• **What this task involves**
Make an exact copy of all the entries below, with the pictures left out.

• **Material**
+--

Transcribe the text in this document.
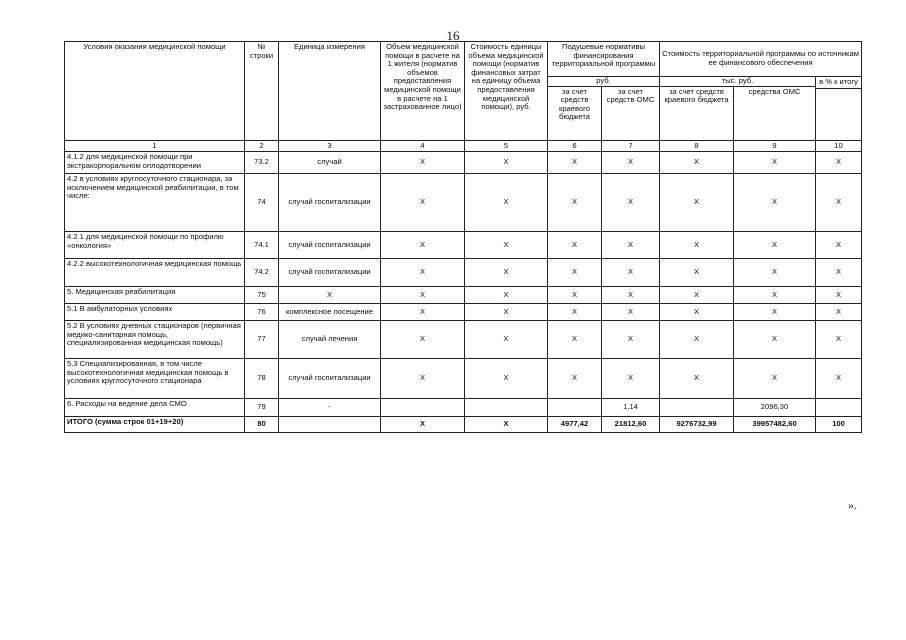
16
Условия оказания медицинской помощи	№ строки	Единица измерения	Объем медицинской помощи в расчете на 1 жителя (норматив объемов предоставления медицинской помощи в расчете на 1 застрахованное лицо)	Стоимость единицы объема медицинской помощи (норматив финансовых затрат на единицу объема предоставления медицинской помощи), руб.	Подушевые нормативы финансирования территориальной программы		Стоимость территориальной программы по источникам ее финансового обеспечения		
					руб.		тыс. руб.		в % к итогу
					за счет средств краевого бюджета	за счет средств ОМС	за счет средств краевого бюджета	средства ОМС	

1	2	3	4	5	6	7	8	9	10
4.1.2 для медицинской помощи при экстракорпоральном оплодотворении	73.2	случай	X	X	X	X	X	X	X
4.2 в условиях круглосуточного стационара, за исключением медицинской реабилитации, в том числе:	74	случай госпитализации	X	X	X	X	X	X	X
4.2.1 для медицинской помощи по профилю «онкология»	74.1	случай госпитализации	X	X	X	X	X	X	X
4.2.2 высокотехнологичная медицинская помощь	74.2	случай госпитализации	X	X	X	X	X	X	X
5. Медицинская реабилитация	75	X	X	X	X	X	X	X	X
5.1 В амбулаторных условиях	76	комплексное посещение	X	X	X	X	X	X	X
5.2 В условиях дневных стационаров (первичная медико-санитарная помощь, специализированная медицинская помощь)	77	случай лечения	X	X	X	X	X	X	X
5.3 Специализированная, в том числе высокотехнологичная медицинская помощь в условиях круглосуточного стационара	78	случай госпитализации	X	X	X	X	X	X	X
6. Расходы на ведение дела СМО	79	-				1,14		2096,30	
ИТОГО (сумма строк 01+19+20)	80		X	X	4977,42	21812,60	9276732,99	39957482,60	100
».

+--

• **Written solution**
Transcribe the text in this document.
16
Условия оказания медицинской помощи	№ строки	Единица измерения	Объем медицинской помощи в расчете на 1 жителя (норматив объемов предоставления медицинской помощи в расчете на 1 застрахованное лицо)	Стоимость единицы объема медицинской помощи (норматив финансовых затрат на единицу объема предоставления медицинской помощи), руб.	Подушевые нормативы финансирования территориальной программы		Стоимость территориальной программы по источникам ее финансового обеспечения		
					руб.		тыс. руб.		в % к итогу
					за счет средств краевого бюджета	за счет средств ОМС	за счет средств краевого бюджета	средства ОМС	

1	2	3	4	5	6	7	8	9	10
4.1.2 для медицинской помощи при экстракорпоральном оплодотворении	73.2	случай	X	X	X	X	X	X	X
4.2 в условиях круглосуточного стационара, за исключением медицинской реабилитации, в том числе:	74	случай госпитализации	X	X	X	X	X	X	X
4.2.1 для медицинской помощи по профилю «онкология»	74.1	случай госпитализации	X	X	X	X	X	X	X
4.2.2 высокотехнологичная медицинская помощь	74.2	случай госпитализации	X	X	X	X	X	X	X
5. Медицинская реабилитация	75	X	X	X	X	X	X	X	X
5.1 В амбулаторных условиях	76	комплексное посещение	X	X	X	X	X	X	X
5.2 В условиях дневных стационаров (первичная медико-санитарная помощь, специализированная медицинская помощь)	77	случай лечения	X	X	X	X	X	X	X
5.3 Специализированная, в том числе высокотехнологичная медицинская помощь в условиях круглосуточного стационара	78	случай госпитализации	X	X	X	X	X	X	X
6. Расходы на ведение дела СМО	79	-				1,14		2096,30	
ИТОГО (сумма строк 01+19+20)	80		X	X	4977,42	21812,60	9276732,99	39957482,60	100
».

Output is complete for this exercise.